Data lines =
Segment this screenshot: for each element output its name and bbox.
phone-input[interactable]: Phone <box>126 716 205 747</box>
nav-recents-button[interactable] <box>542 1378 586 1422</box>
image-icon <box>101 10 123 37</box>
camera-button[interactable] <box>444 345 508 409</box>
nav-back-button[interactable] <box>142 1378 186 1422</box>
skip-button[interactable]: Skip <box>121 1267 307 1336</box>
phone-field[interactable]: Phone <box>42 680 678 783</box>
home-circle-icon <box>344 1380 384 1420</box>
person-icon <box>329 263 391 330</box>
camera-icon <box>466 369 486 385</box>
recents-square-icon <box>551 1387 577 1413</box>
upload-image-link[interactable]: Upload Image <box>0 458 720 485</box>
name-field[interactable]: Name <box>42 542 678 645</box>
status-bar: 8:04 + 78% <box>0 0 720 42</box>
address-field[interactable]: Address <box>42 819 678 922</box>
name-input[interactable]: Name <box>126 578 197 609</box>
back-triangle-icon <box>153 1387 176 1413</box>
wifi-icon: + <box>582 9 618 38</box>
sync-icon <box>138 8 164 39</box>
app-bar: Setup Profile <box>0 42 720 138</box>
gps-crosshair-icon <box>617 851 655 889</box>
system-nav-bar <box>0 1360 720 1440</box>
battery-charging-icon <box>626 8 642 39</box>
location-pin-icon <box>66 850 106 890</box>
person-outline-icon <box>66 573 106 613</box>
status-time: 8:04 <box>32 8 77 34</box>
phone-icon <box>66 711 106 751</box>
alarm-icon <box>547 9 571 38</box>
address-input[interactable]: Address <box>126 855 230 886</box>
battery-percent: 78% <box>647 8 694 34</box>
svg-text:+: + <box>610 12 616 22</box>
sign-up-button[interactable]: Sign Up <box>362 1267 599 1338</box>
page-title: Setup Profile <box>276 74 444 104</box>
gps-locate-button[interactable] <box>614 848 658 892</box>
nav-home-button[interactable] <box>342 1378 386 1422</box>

* * *

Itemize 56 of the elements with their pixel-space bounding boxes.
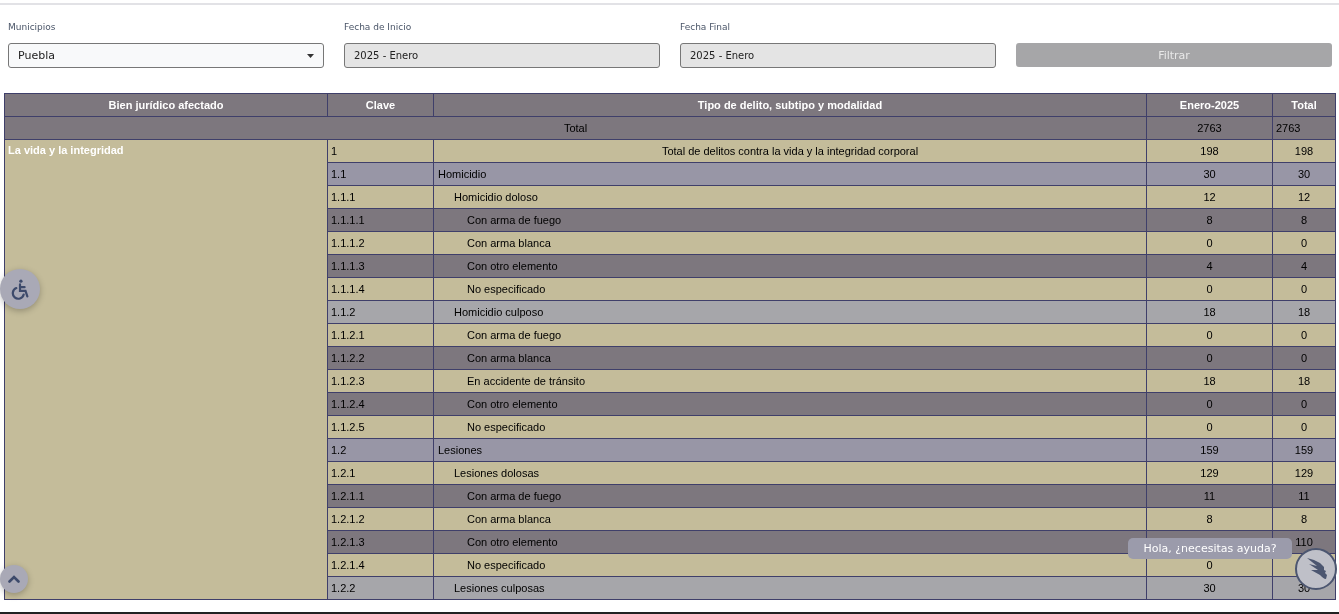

What you have to do = Reproduce the records from the line with "Segment this screenshot: for" to the line with "recents-square-icon <box>551 1387", including both of those lines.

Written reply =
Segment this screenshot: for each element output its name and bbox.
phone-input[interactable]: Phone <box>126 716 205 747</box>
nav-recents-button[interactable] <box>542 1378 586 1422</box>
image-icon <box>101 10 123 37</box>
camera-button[interactable] <box>444 345 508 409</box>
nav-back-button[interactable] <box>142 1378 186 1422</box>
skip-button[interactable]: Skip <box>121 1267 307 1336</box>
phone-field[interactable]: Phone <box>42 680 678 783</box>
home-circle-icon <box>344 1380 384 1420</box>
person-icon <box>329 263 391 330</box>
camera-icon <box>466 369 486 385</box>
recents-square-icon <box>551 1387 577 1413</box>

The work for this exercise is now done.